• What you should do
Identify each line in the records below that contains the word "HETEROSEXUAL", and copy it.

• Records for this task
'''

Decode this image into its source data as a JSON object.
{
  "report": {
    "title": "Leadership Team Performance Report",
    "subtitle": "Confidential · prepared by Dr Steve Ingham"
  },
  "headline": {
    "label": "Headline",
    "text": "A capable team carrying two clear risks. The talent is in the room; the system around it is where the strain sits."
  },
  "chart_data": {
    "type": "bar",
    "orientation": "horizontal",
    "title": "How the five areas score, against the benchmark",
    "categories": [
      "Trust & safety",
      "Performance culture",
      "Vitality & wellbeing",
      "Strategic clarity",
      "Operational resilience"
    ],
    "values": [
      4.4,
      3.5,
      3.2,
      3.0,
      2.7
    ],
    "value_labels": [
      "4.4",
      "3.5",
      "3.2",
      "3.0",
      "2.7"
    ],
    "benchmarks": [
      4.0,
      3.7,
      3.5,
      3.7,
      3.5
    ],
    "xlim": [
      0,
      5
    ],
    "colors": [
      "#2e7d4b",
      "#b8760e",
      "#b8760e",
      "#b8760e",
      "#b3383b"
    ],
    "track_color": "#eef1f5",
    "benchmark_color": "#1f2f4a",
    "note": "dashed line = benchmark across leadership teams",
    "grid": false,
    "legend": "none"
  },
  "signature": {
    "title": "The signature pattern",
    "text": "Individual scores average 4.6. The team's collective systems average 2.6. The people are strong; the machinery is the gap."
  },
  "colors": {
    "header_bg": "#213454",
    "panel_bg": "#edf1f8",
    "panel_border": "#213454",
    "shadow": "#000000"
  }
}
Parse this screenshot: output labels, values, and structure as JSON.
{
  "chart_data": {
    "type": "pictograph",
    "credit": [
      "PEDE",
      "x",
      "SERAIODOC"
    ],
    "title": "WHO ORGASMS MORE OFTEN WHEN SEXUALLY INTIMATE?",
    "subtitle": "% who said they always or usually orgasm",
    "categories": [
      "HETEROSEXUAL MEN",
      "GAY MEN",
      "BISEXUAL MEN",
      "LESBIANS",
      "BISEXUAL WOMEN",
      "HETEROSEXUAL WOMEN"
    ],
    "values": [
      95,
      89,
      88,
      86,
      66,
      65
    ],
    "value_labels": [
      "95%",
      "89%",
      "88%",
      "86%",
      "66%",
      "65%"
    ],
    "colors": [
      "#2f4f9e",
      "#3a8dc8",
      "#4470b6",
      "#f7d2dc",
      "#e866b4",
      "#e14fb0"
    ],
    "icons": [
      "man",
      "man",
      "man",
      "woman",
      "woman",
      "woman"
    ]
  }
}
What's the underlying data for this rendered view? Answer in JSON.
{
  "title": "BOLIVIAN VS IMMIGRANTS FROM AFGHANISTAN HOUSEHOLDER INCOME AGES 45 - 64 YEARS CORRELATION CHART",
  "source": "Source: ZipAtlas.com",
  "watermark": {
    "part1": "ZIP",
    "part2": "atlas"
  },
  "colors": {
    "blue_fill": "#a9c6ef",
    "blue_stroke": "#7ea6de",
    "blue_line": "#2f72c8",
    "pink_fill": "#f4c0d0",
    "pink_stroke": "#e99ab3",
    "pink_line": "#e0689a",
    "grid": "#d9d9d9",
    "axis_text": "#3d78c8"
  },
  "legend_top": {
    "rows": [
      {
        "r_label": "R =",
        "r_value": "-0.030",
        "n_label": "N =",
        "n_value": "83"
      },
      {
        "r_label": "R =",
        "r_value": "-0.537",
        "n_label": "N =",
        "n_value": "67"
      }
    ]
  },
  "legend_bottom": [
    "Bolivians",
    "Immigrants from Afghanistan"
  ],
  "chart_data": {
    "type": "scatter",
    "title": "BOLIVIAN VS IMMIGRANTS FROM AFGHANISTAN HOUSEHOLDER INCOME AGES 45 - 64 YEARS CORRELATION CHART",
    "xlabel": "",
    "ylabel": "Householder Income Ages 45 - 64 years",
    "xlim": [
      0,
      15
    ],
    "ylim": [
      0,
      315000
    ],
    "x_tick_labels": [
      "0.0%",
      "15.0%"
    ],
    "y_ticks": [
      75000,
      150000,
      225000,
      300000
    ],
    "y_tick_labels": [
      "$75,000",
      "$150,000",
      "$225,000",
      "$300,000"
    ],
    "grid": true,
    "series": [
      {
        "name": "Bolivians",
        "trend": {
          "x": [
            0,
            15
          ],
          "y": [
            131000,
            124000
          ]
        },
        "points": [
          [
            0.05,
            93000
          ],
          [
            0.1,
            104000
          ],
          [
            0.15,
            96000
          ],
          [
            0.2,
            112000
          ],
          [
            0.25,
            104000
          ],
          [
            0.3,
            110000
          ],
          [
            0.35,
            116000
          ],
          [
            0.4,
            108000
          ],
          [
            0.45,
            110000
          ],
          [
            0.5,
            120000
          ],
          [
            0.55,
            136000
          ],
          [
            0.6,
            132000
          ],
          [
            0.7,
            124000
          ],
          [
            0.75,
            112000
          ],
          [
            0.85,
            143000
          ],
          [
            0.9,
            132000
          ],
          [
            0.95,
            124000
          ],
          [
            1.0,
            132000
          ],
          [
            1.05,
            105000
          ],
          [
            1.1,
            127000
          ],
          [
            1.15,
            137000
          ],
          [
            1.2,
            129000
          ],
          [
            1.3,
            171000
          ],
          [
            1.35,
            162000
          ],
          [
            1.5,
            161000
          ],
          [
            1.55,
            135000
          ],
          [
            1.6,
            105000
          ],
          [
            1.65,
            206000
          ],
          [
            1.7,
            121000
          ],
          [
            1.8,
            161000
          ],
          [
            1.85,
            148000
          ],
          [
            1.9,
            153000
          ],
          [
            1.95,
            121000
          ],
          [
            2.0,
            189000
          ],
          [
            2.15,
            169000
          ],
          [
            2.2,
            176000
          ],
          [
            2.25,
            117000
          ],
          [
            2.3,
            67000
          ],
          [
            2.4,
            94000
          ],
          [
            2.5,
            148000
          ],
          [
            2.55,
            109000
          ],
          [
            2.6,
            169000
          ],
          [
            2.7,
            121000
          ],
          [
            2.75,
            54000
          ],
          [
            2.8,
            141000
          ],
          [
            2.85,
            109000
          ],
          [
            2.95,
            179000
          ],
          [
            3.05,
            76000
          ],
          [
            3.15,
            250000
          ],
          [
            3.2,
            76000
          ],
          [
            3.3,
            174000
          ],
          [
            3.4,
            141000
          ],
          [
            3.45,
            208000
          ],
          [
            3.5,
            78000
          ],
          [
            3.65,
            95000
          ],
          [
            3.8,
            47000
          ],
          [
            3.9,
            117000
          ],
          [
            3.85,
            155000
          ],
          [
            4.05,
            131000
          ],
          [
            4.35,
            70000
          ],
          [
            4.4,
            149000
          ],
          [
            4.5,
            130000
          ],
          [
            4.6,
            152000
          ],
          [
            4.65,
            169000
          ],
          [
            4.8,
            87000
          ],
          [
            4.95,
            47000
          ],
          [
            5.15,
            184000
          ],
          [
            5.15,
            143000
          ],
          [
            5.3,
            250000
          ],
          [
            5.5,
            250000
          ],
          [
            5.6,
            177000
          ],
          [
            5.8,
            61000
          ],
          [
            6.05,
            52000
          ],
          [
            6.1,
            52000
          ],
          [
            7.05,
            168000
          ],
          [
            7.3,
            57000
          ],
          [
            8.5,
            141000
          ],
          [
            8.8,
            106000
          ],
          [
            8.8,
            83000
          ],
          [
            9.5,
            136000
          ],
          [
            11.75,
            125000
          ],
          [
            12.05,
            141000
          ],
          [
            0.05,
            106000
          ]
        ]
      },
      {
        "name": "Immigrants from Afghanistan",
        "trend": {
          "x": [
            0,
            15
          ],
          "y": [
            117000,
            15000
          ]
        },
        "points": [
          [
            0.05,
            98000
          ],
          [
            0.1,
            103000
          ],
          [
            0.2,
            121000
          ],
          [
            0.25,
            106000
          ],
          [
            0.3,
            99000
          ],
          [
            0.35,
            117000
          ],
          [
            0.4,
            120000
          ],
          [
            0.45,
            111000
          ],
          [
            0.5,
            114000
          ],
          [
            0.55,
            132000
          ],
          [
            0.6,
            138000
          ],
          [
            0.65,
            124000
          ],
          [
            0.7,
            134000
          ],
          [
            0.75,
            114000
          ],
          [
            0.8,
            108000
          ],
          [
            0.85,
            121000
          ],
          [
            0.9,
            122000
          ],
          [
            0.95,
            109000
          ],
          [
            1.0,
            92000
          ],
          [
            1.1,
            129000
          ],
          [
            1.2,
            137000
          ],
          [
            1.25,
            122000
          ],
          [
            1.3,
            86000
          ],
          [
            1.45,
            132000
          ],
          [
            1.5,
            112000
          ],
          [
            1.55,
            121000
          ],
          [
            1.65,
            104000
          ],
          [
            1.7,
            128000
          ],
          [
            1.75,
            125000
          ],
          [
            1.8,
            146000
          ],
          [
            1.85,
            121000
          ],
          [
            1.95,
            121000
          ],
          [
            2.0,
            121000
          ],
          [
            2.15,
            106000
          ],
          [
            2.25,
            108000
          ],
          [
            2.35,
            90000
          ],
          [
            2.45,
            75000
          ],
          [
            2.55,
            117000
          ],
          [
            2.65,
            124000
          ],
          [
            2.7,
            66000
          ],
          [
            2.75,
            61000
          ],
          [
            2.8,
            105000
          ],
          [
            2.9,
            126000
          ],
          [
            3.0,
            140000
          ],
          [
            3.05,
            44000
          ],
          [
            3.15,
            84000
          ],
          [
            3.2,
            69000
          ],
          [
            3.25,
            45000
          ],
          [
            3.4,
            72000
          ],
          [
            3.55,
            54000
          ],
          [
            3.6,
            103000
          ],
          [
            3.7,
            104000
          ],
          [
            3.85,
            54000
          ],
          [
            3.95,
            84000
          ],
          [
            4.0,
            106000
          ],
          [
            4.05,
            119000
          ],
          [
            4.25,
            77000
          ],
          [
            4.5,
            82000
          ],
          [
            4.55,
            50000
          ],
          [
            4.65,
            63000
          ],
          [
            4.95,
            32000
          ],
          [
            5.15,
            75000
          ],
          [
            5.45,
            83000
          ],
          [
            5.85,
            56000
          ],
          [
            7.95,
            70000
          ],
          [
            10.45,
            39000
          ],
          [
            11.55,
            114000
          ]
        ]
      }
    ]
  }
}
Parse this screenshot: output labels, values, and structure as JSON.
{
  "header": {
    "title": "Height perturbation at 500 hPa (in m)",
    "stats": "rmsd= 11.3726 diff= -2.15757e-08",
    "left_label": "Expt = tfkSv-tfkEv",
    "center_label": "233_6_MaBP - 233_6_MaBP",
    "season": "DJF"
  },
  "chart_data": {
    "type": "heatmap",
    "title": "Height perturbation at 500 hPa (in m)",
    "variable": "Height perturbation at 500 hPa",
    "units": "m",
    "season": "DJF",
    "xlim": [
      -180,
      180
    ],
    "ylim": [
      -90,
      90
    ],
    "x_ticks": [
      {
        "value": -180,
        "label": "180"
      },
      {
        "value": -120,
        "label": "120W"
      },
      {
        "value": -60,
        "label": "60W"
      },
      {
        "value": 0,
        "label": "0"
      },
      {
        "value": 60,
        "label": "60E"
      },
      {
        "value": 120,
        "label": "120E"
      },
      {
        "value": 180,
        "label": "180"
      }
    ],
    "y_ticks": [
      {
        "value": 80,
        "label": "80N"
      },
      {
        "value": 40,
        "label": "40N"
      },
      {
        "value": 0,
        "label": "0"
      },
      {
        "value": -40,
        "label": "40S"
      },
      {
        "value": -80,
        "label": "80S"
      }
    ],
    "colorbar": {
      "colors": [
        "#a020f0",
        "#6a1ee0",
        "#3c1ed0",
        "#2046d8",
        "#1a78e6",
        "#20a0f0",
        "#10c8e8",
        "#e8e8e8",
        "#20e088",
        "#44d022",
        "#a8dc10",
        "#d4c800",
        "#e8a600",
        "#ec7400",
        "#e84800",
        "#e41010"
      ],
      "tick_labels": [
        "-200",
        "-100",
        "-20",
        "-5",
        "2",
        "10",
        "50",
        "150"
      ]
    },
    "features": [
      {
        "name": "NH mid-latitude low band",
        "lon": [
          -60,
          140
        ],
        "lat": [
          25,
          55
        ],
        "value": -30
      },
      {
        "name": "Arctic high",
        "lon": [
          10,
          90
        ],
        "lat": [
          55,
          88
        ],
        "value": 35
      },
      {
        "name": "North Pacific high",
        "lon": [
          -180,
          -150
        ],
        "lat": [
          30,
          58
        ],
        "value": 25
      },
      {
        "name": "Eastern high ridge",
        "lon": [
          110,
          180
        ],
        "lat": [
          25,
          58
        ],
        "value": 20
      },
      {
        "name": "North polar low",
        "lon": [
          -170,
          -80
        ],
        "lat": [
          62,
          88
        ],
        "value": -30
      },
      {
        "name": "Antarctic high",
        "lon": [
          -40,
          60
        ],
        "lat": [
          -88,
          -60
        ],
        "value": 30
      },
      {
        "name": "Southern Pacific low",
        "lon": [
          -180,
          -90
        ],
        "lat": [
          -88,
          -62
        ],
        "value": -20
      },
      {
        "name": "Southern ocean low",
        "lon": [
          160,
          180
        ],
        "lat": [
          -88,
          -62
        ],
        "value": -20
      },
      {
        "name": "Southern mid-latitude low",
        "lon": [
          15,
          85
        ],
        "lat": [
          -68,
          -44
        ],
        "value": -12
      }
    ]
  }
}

'''

• Final result
      "HETEROSEXUAL MEN",
      "HETEROSEXUAL WOMEN"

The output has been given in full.